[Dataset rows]
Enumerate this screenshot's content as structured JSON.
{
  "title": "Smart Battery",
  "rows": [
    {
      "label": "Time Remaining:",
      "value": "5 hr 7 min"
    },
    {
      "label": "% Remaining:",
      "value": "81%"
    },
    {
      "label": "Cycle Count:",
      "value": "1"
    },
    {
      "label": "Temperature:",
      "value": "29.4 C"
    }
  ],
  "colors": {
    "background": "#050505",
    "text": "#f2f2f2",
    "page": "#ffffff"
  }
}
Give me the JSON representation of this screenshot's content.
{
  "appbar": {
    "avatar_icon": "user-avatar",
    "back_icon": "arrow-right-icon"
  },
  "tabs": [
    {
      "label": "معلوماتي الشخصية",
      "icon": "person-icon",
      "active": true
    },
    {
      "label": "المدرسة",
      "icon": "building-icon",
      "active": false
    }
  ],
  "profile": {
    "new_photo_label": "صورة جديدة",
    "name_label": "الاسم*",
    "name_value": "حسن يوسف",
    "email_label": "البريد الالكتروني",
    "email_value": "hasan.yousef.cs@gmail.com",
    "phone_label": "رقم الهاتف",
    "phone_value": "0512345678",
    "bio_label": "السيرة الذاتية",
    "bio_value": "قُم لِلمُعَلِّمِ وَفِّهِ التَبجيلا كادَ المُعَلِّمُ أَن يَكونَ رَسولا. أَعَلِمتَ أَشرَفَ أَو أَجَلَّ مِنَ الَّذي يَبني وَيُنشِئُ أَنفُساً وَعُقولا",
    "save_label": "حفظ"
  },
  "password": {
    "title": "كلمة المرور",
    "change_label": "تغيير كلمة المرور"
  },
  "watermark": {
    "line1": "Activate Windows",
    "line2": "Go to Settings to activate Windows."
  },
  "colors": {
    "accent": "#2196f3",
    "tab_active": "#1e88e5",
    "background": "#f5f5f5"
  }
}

WHAT YOU NEED TO DO
Set all of the entries down again, exactly as they were given.

THE ANSWER
Enumerate this screenshot's content as structured JSON.
{
  "title": "Smart Battery",
  "rows": [
    {
      "label": "Time Remaining:",
      "value": "5 hr 7 min"
    },
    {
      "label": "% Remaining:",
      "value": "81%"
    },
    {
      "label": "Cycle Count:",
      "value": "1"
    },
    {
      "label": "Temperature:",
      "value": "29.4 C"
    }
  ],
  "colors": {
    "background": "#050505",
    "text": "#f2f2f2",
    "page": "#ffffff"
  }
}
Give me the JSON representation of this screenshot's content.
{
  "appbar": {
    "avatar_icon": "user-avatar",
    "back_icon": "arrow-right-icon"
  },
  "tabs": [
    {
      "label": "معلوماتي الشخصية",
      "icon": "person-icon",
      "active": true
    },
    {
      "label": "المدرسة",
      "icon": "building-icon",
      "active": false
    }
  ],
  "profile": {
    "new_photo_label": "صورة جديدة",
    "name_label": "الاسم*",
    "name_value": "حسن يوسف",
    "email_label": "البريد الالكتروني",
    "email_value": "hasan.yousef.cs@gmail.com",
    "phone_label": "رقم الهاتف",
    "phone_value": "0512345678",
    "bio_label": "السيرة الذاتية",
    "bio_value": "قُم لِلمُعَلِّمِ وَفِّهِ التَبجيلا كادَ المُعَلِّمُ أَن يَكونَ رَسولا. أَعَلِمتَ أَشرَفَ أَو أَجَلَّ مِنَ الَّذي يَبني وَيُنشِئُ أَنفُساً وَعُقولا",
    "save_label": "حفظ"
  },
  "password": {
    "title": "كلمة المرور",
    "change_label": "تغيير كلمة المرور"
  },
  "watermark": {
    "line1": "Activate Windows",
    "line2": "Go to Settings to activate Windows."
  },
  "colors": {
    "accent": "#2196f3",
    "tab_active": "#1e88e5",
    "background": "#f5f5f5"
  }
}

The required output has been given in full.